=== Exercise aim ===
Search the material for the word "incl" and report each line where it turns up.
The input start
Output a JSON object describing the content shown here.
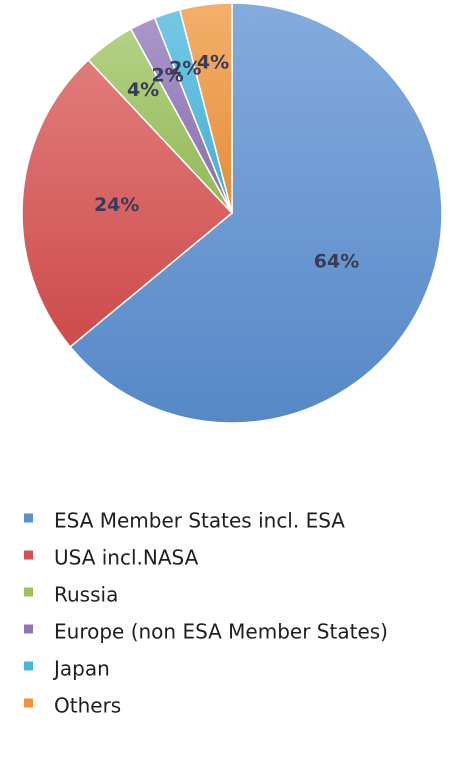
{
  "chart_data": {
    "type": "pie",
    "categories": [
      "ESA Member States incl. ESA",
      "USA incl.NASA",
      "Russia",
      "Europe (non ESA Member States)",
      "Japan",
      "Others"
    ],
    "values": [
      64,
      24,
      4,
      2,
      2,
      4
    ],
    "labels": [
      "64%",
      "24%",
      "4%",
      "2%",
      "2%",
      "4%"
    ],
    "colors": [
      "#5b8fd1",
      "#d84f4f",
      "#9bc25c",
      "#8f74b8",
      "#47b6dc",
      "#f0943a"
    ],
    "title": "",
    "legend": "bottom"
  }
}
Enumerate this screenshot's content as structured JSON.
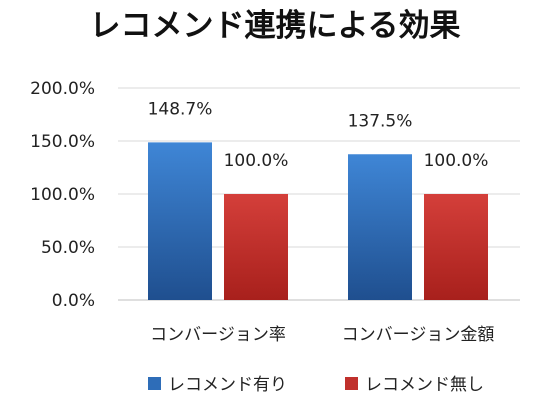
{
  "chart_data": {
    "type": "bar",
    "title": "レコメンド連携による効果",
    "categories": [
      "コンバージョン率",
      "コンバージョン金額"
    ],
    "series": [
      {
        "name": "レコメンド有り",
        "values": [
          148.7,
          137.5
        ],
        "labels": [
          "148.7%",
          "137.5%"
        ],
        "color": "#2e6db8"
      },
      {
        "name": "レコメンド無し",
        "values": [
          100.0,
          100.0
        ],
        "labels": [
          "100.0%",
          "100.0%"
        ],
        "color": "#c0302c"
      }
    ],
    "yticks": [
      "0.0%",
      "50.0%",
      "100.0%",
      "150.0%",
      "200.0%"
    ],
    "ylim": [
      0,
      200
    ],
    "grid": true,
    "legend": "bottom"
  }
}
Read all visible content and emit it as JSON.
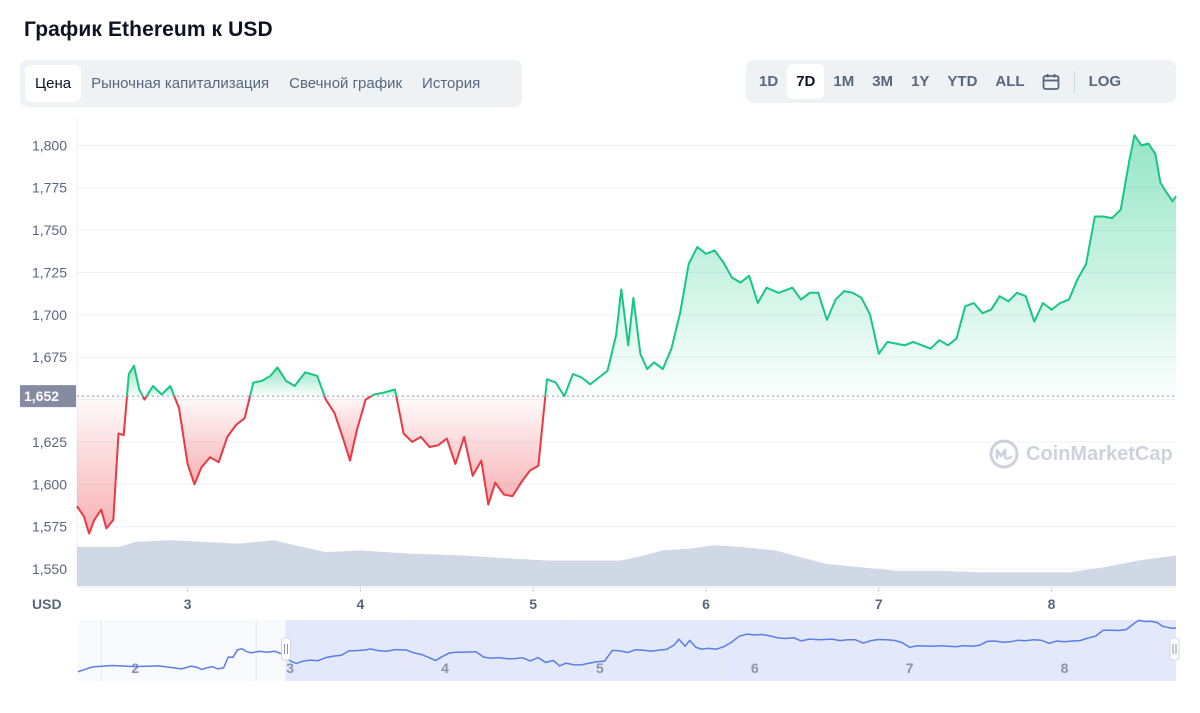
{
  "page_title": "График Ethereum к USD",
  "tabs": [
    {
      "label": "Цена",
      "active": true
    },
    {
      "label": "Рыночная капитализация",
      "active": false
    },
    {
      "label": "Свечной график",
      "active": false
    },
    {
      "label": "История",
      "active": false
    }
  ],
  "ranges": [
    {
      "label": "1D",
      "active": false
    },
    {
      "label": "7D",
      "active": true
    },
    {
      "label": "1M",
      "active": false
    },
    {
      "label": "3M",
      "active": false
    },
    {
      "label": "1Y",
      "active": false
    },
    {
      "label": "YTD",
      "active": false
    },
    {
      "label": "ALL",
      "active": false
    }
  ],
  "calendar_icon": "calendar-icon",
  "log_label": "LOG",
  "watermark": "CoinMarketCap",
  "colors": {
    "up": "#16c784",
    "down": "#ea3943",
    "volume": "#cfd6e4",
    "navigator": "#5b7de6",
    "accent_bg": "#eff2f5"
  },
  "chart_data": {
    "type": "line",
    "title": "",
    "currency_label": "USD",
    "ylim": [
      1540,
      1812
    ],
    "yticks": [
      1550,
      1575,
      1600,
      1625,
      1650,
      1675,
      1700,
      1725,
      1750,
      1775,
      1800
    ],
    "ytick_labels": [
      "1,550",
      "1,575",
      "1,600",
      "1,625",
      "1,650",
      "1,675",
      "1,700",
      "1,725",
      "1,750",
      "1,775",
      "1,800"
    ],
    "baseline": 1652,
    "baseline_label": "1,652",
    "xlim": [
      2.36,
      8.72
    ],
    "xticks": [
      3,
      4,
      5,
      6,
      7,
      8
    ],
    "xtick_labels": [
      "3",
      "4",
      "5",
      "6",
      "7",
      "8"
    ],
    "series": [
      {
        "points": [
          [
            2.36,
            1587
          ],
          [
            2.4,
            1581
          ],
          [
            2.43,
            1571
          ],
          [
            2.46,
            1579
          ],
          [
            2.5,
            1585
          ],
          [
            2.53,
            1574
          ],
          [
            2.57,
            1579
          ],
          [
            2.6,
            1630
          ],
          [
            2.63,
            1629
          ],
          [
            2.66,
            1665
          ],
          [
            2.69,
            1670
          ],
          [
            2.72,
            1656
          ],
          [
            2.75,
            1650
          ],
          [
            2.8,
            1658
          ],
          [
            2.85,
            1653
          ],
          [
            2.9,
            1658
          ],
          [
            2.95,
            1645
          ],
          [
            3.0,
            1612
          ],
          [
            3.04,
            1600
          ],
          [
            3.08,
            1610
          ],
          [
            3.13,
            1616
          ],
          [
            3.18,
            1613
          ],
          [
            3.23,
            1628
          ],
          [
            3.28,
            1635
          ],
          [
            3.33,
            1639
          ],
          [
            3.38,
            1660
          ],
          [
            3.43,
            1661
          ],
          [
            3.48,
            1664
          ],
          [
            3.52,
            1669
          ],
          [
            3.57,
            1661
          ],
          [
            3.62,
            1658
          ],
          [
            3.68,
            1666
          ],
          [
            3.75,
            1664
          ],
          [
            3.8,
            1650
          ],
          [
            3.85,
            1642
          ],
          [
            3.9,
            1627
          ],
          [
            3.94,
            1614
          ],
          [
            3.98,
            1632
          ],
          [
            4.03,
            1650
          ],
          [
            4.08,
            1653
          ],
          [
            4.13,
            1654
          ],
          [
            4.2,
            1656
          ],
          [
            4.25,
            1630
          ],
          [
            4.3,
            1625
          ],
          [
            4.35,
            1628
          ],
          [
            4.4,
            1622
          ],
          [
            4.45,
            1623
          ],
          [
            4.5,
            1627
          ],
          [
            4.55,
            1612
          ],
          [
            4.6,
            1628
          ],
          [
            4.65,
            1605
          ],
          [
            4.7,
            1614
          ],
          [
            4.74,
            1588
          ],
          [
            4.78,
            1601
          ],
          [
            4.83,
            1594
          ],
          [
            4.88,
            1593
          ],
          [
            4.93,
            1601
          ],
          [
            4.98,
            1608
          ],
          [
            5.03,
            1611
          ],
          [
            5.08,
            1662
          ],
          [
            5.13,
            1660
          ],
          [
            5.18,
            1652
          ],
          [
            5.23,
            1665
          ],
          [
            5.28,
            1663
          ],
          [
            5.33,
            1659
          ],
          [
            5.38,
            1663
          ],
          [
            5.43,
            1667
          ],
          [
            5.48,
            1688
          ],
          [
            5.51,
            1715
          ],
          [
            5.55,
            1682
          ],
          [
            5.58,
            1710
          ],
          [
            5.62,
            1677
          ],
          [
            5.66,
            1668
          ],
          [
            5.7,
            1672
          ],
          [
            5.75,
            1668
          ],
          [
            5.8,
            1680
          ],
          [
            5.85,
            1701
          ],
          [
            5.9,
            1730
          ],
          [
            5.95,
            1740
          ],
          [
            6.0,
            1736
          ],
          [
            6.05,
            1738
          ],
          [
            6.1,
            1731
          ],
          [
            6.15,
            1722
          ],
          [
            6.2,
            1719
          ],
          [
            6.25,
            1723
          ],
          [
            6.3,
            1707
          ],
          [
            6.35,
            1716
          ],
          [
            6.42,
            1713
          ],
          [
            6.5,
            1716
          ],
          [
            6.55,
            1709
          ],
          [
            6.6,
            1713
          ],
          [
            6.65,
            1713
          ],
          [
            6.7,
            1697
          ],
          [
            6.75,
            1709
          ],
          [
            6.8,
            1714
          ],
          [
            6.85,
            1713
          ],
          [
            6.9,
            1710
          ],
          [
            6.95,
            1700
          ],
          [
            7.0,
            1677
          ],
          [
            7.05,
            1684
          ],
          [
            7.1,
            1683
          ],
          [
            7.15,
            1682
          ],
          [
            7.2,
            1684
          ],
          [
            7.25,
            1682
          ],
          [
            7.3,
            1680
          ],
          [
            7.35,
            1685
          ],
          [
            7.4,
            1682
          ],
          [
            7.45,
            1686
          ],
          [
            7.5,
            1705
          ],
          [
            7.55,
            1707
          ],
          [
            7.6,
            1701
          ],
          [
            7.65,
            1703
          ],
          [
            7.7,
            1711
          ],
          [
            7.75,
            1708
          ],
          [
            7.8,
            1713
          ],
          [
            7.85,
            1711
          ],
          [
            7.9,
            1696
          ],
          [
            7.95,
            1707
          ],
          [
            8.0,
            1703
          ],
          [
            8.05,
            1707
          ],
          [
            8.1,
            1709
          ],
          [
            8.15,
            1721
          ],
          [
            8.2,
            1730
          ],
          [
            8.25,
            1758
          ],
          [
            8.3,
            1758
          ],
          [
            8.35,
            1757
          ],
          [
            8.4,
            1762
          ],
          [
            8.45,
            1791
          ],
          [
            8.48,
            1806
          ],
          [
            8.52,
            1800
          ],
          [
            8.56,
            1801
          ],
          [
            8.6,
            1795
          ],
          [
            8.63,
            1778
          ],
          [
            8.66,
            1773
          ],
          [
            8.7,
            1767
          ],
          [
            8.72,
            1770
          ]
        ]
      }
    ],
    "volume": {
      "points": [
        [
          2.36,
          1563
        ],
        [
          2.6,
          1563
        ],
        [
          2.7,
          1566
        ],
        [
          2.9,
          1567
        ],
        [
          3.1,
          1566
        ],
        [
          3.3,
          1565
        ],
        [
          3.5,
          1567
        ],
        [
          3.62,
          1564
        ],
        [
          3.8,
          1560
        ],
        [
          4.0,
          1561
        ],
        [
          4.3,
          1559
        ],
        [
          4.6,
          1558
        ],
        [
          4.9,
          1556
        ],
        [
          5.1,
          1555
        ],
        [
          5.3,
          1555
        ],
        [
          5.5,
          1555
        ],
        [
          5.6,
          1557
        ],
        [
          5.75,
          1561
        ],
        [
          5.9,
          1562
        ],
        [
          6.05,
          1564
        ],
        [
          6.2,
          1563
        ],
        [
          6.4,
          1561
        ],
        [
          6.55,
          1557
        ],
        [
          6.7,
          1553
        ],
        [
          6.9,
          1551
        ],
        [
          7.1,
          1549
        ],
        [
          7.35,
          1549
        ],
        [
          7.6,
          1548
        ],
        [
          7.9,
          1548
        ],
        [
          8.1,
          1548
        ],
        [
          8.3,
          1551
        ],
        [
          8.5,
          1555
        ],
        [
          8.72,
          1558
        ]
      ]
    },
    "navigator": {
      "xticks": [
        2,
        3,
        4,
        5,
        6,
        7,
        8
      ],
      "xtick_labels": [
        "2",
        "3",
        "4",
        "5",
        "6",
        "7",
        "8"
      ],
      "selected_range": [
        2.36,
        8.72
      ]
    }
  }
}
The input end
=== Response to the task ===
      "ESA Member States incl. ESA",
      "USA incl.NASA",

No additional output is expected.